◆ Aim of the exercise ◆
Of the lines in the entries, how many hold the word "Output"? Give that number alone.

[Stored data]
•••••
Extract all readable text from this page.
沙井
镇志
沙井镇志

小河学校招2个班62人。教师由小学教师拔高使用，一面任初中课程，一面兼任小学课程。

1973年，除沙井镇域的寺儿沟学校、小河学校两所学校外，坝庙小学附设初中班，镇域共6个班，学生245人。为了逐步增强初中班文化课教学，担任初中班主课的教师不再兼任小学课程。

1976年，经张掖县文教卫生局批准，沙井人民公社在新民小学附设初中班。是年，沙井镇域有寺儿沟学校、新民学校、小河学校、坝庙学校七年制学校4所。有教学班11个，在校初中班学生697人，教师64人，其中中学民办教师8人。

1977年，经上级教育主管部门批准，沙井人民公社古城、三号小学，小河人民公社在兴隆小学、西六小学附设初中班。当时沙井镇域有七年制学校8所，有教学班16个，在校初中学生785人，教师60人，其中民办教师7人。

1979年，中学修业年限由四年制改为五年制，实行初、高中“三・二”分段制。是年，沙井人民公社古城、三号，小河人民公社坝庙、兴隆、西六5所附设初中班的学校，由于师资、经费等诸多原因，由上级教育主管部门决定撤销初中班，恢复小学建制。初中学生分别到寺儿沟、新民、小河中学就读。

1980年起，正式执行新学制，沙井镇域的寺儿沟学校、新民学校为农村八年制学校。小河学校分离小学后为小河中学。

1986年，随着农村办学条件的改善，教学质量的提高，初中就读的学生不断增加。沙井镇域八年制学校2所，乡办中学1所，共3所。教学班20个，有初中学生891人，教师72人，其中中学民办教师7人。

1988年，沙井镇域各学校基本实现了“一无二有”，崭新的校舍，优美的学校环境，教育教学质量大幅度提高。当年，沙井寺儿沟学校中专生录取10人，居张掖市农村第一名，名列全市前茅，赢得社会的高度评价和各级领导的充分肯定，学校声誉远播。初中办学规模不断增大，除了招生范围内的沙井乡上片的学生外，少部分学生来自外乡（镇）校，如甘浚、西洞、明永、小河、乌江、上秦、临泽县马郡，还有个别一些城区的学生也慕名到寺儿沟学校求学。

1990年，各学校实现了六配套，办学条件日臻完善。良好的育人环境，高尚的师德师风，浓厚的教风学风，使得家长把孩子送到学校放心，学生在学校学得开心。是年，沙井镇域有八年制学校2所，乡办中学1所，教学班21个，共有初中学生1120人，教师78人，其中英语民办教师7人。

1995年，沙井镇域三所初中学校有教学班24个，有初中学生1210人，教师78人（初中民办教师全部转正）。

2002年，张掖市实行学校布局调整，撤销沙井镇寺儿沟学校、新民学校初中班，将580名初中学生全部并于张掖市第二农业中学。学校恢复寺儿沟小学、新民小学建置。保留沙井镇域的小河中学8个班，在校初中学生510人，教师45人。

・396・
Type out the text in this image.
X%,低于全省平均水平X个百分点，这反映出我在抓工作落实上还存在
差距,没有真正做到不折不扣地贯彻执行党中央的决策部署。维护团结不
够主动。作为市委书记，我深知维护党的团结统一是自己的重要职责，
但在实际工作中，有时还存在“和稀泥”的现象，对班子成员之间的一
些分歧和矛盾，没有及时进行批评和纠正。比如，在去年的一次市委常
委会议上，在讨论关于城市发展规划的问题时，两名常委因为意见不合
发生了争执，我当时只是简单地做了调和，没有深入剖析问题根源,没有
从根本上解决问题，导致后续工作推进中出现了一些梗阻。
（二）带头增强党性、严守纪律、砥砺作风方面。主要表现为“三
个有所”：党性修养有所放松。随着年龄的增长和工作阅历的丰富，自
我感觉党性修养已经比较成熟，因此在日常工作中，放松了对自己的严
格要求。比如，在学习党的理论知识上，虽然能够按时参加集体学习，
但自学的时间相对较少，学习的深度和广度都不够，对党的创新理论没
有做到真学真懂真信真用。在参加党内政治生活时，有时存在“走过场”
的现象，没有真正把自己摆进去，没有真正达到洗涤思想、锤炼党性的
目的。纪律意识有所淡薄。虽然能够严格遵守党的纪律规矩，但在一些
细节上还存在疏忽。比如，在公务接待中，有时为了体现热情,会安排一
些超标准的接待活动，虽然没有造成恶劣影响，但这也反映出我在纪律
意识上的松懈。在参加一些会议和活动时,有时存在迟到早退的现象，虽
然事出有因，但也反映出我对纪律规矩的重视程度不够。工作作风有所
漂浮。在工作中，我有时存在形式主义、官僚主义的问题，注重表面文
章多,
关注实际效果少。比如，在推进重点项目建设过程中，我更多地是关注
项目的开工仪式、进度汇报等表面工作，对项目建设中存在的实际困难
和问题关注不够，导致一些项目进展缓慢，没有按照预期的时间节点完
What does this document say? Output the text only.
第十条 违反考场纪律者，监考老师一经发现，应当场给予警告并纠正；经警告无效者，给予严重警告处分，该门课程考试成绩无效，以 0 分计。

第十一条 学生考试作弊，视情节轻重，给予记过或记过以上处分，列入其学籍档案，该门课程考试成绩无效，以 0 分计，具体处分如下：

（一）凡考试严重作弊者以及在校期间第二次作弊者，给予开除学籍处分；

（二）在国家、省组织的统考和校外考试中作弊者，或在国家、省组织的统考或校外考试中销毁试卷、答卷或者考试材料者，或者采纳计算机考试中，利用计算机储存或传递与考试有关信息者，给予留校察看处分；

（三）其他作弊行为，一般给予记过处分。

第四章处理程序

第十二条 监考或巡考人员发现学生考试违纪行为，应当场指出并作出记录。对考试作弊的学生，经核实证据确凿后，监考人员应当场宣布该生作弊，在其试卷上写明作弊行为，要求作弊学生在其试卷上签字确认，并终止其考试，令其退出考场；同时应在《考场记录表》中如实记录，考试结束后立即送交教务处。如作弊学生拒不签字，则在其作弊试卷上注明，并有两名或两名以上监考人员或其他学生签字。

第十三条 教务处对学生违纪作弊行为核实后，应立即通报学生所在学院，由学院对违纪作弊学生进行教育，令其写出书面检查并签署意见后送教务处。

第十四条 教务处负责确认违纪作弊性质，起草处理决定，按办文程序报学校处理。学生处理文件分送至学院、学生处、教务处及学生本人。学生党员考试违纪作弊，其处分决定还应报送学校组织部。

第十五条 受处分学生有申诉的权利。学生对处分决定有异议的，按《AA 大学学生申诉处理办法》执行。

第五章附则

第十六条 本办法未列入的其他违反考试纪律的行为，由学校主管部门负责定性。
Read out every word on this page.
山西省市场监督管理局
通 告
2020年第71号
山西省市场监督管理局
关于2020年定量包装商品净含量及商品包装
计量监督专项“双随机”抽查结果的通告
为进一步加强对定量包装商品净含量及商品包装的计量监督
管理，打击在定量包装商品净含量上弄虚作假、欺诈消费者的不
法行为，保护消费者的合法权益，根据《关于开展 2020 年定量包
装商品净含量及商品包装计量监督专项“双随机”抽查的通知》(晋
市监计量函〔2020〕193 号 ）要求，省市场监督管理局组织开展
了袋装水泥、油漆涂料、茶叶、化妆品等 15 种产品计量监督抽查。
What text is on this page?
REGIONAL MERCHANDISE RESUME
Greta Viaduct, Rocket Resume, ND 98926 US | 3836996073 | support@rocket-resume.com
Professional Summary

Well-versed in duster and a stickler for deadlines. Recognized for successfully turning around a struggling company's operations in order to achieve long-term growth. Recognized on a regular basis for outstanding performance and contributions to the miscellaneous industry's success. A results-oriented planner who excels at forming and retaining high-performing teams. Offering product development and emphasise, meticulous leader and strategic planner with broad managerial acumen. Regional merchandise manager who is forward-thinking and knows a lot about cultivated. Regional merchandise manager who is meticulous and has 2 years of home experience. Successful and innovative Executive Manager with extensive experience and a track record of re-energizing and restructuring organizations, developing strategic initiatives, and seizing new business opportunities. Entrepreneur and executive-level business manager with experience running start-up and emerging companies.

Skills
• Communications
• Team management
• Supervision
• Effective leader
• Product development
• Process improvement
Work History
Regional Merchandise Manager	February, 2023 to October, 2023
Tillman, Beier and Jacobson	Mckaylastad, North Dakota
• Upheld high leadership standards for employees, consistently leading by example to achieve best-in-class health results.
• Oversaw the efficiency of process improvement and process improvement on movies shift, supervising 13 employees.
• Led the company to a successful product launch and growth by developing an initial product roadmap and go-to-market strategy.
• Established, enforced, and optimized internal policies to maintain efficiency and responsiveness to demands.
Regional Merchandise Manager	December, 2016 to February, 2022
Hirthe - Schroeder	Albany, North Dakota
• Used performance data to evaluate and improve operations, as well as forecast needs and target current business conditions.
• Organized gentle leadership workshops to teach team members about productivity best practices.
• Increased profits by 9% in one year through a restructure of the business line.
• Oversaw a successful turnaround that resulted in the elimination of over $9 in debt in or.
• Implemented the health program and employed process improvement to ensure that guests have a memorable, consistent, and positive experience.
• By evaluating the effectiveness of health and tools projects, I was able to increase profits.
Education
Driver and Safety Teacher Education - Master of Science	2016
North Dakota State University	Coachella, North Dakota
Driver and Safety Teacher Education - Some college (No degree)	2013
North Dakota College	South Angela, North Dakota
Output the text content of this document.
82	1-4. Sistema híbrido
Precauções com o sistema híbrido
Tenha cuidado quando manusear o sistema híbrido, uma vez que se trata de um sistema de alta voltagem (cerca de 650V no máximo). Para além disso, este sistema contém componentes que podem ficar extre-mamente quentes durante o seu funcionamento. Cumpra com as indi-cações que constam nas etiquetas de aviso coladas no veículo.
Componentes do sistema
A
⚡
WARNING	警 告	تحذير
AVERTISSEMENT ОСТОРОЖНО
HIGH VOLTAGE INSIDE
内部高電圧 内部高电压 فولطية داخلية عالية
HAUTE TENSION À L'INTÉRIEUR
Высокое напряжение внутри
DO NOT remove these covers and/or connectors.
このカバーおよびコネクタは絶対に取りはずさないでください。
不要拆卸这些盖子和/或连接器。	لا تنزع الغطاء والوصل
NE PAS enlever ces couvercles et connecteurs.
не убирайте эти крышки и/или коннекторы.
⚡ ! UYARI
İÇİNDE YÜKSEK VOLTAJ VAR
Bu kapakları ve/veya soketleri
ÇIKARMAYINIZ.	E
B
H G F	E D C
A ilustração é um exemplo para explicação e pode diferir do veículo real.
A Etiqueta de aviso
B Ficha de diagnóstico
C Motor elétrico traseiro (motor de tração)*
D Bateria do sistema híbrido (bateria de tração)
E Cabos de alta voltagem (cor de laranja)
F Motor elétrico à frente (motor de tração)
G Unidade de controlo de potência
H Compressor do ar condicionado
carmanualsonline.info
•••••
◆ Task response ◆
2